Scan the data below and report how many lines include the word "away". Nothing else is wanted.

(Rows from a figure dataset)

━━━━━━━━━━━━━━━━━━━━━━━━━━━━━━

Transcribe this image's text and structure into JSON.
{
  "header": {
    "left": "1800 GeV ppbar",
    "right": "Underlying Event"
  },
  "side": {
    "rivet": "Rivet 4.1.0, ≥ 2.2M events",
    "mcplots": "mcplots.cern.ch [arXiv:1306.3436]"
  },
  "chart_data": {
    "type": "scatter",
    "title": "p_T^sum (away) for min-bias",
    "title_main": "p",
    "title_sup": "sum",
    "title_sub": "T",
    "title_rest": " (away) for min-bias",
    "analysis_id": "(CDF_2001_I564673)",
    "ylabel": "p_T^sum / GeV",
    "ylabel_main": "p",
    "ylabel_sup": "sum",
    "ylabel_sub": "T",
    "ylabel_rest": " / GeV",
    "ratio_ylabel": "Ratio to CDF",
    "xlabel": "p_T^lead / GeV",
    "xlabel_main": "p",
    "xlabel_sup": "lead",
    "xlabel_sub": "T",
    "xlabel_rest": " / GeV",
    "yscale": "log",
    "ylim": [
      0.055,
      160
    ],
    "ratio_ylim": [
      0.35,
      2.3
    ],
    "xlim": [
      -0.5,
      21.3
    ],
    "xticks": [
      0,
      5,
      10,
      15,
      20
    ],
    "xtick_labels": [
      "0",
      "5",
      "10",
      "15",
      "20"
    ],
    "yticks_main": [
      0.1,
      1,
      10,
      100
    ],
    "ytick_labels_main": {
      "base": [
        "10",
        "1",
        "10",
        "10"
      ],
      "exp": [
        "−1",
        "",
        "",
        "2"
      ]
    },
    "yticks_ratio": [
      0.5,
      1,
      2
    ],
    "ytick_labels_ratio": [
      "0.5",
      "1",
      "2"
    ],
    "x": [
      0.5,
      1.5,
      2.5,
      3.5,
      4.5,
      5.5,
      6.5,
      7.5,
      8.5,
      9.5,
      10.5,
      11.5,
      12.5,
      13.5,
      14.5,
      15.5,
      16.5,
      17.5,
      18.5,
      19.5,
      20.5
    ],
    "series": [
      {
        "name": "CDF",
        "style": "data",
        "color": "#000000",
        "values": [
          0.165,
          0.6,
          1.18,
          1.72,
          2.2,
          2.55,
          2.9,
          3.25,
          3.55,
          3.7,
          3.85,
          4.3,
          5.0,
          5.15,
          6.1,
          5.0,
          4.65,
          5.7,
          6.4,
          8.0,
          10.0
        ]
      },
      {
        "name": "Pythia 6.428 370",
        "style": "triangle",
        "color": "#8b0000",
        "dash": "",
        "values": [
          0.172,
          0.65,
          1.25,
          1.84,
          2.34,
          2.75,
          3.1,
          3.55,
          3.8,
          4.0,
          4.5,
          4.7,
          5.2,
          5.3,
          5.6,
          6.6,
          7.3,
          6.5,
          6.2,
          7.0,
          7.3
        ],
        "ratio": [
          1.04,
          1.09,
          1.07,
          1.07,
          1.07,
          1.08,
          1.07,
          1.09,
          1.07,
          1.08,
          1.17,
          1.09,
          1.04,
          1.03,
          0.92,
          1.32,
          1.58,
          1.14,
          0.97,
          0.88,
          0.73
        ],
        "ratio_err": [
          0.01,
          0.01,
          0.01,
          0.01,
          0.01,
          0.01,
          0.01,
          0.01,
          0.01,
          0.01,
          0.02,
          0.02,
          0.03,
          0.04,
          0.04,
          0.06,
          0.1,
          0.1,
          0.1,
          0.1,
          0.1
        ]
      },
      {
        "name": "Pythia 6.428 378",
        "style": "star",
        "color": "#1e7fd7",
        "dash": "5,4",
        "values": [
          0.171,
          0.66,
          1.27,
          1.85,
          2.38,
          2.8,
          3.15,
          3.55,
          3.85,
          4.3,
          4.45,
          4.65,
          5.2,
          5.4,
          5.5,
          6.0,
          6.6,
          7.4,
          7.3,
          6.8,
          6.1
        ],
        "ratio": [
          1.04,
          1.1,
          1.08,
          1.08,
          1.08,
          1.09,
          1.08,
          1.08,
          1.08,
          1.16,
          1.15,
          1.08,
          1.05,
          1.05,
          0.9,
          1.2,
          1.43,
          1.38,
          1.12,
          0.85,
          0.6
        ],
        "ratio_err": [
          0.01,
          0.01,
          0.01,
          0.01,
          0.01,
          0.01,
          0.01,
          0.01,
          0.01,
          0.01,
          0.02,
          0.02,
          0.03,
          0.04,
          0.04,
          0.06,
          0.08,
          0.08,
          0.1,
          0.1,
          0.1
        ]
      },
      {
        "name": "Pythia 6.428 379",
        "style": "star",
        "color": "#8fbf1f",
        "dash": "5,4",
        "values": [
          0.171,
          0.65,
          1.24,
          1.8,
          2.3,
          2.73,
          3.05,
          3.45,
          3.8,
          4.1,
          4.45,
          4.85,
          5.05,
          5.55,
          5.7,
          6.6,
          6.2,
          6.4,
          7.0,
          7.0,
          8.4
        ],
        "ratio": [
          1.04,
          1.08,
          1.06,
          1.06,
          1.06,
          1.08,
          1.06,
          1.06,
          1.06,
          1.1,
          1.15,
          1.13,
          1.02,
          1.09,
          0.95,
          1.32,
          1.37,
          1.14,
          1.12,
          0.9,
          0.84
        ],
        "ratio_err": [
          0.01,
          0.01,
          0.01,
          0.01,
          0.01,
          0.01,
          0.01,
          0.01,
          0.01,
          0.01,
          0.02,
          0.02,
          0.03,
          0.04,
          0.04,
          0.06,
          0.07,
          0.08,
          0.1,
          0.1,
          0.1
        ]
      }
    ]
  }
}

━━━━━━━━━━━━━━━━━━━━━━━━━━━━━━

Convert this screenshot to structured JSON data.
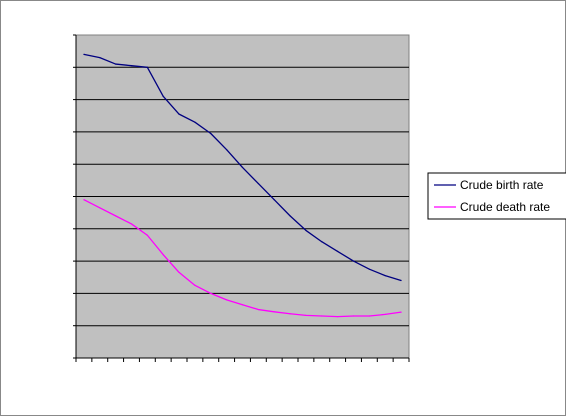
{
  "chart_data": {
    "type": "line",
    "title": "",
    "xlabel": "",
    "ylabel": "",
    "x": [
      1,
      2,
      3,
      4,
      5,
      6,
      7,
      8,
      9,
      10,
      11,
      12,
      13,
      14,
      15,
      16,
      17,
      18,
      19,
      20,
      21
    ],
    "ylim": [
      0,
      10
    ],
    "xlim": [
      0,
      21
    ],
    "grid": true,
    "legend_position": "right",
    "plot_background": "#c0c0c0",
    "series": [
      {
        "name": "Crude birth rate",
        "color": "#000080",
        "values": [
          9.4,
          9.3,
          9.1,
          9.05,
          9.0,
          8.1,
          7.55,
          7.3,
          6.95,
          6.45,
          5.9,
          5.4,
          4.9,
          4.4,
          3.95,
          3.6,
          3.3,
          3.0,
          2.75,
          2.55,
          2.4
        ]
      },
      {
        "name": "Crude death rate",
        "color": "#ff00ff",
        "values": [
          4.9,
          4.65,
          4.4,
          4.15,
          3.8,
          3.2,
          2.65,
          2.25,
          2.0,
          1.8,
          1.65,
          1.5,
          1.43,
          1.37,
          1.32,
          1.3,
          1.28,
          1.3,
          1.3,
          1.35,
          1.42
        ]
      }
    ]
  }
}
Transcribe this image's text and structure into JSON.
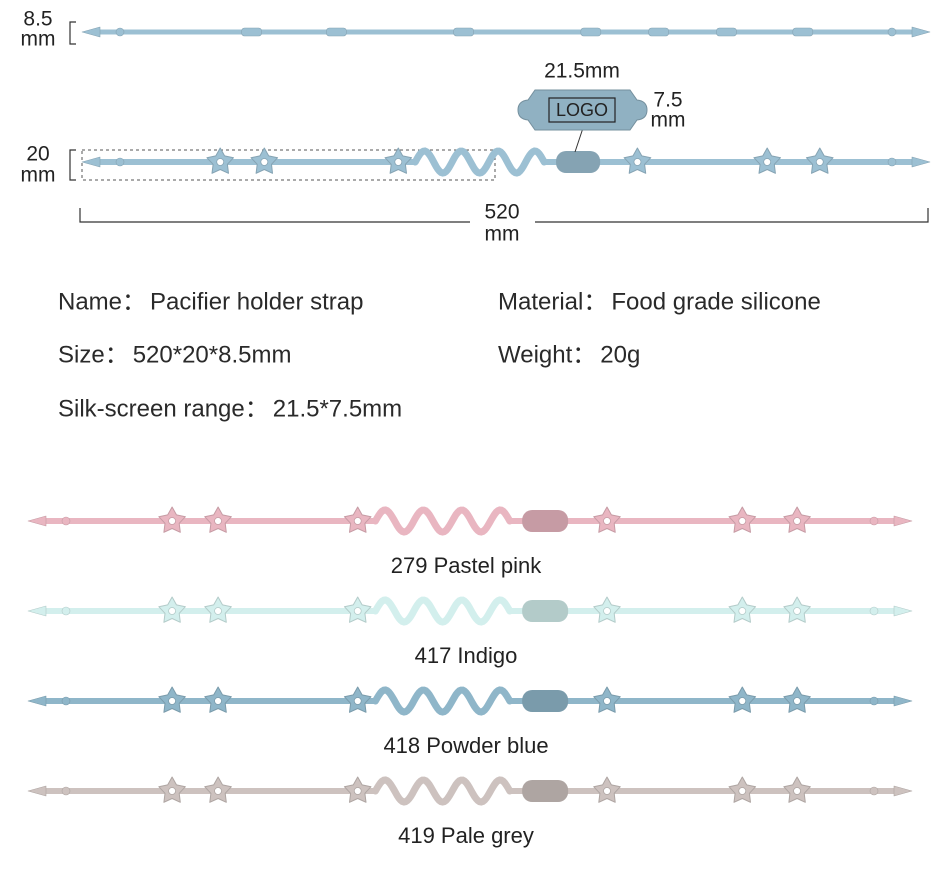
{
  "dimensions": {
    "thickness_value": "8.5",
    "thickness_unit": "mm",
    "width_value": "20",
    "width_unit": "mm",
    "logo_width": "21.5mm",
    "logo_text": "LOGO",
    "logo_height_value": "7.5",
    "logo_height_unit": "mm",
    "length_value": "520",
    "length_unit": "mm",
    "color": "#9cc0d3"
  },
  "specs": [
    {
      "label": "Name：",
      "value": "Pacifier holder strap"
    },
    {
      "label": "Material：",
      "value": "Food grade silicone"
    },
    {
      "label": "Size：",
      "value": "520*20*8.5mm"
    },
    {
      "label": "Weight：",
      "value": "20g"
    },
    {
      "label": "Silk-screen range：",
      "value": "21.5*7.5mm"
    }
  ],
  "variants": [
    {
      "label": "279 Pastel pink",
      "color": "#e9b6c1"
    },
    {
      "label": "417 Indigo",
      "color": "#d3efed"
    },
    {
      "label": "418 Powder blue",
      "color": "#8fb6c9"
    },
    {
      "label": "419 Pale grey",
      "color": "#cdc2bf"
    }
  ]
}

━━━━━━━━━━━━━━━━━━━━━━━━━━━━━━

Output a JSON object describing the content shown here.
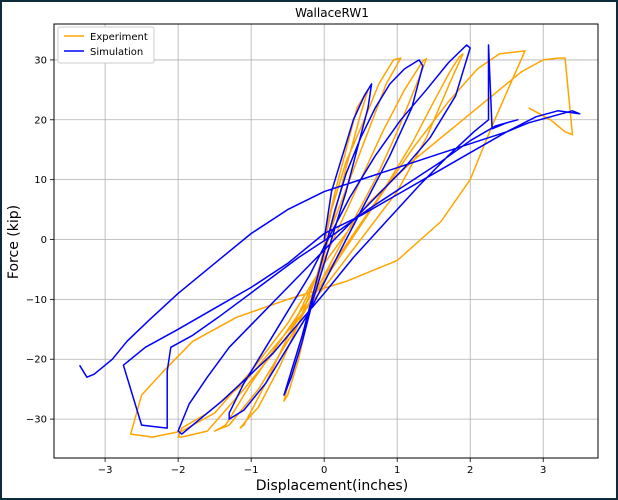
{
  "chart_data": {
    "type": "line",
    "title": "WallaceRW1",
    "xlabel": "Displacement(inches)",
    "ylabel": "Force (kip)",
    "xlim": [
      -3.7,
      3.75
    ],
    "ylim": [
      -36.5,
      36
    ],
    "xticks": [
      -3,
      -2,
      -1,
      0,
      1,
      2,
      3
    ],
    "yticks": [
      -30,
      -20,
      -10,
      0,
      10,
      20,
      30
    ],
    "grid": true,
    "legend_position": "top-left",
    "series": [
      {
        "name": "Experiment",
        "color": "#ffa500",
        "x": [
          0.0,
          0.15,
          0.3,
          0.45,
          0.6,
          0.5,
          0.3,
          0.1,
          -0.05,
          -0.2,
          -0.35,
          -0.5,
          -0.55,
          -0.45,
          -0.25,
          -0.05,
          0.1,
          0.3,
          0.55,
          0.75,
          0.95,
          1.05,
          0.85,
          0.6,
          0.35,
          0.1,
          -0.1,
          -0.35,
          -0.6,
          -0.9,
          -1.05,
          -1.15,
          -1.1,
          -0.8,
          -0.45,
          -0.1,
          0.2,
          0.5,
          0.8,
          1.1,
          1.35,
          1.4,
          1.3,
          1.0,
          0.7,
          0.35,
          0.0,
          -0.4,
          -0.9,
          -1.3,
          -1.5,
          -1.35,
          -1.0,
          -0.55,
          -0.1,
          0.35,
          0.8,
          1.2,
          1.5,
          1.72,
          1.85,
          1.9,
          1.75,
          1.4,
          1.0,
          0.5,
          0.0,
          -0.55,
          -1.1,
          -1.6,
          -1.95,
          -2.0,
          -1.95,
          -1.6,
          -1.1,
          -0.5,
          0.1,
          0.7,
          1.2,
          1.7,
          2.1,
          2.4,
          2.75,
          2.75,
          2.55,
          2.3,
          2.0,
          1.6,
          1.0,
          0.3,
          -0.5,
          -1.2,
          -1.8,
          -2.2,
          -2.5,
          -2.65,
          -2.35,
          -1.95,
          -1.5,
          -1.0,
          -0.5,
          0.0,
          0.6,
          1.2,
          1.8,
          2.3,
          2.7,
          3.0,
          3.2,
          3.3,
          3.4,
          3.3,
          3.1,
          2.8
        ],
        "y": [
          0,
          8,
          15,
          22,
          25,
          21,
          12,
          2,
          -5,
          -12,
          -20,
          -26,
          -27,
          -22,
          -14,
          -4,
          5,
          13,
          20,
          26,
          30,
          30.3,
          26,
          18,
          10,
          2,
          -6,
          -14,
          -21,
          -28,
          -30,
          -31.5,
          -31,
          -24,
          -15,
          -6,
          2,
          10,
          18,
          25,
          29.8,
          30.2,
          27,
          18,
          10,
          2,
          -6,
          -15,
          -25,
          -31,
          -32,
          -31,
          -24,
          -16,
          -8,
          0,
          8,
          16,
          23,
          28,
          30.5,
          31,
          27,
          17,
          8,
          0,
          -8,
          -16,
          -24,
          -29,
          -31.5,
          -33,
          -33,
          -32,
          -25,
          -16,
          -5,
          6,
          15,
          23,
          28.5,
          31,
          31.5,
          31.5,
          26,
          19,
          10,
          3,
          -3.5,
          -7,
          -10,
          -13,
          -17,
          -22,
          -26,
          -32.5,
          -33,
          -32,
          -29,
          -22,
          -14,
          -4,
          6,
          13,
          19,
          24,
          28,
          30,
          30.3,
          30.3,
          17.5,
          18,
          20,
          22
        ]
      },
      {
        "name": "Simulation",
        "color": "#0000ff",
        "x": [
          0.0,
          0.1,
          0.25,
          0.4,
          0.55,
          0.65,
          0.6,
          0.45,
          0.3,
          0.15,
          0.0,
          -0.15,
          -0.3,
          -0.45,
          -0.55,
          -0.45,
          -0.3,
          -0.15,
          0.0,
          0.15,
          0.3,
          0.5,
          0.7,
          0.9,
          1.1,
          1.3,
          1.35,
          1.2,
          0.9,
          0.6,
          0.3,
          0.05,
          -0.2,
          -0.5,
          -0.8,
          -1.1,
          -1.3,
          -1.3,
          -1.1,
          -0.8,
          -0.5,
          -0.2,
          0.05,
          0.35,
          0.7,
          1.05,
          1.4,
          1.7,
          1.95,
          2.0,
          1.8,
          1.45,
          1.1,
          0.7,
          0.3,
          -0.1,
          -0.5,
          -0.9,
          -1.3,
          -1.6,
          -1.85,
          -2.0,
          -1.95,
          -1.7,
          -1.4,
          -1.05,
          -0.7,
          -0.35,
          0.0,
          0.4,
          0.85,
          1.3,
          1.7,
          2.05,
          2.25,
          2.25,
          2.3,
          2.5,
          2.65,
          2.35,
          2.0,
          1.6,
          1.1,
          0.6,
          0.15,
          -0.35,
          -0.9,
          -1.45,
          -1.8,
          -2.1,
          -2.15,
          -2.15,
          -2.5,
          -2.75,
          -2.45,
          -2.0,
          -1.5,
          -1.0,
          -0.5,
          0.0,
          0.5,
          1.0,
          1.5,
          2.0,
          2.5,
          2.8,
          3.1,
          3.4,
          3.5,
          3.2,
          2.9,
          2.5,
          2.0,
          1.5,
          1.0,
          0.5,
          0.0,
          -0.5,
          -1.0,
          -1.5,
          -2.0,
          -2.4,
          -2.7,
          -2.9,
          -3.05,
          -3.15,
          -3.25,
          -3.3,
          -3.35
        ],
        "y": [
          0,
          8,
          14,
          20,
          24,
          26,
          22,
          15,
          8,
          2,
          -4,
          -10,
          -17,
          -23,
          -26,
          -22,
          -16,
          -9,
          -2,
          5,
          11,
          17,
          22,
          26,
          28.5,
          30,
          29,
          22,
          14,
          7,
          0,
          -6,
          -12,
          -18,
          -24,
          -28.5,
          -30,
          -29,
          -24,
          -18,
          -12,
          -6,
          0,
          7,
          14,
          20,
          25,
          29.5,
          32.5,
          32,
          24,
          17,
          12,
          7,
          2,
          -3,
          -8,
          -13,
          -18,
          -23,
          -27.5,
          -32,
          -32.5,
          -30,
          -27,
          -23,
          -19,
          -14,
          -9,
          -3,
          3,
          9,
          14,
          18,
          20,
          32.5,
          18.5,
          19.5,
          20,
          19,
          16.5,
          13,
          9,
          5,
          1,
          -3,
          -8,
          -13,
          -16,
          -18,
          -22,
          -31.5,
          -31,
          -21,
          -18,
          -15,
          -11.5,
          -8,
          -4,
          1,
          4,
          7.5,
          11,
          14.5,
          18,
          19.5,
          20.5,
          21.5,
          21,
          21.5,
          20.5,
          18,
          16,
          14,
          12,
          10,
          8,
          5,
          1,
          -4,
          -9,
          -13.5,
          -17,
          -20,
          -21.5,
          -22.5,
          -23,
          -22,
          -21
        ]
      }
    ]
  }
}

━━━━━━━━━━━━━━━━━━━━━━━━━━━━━━

> **Written response**
2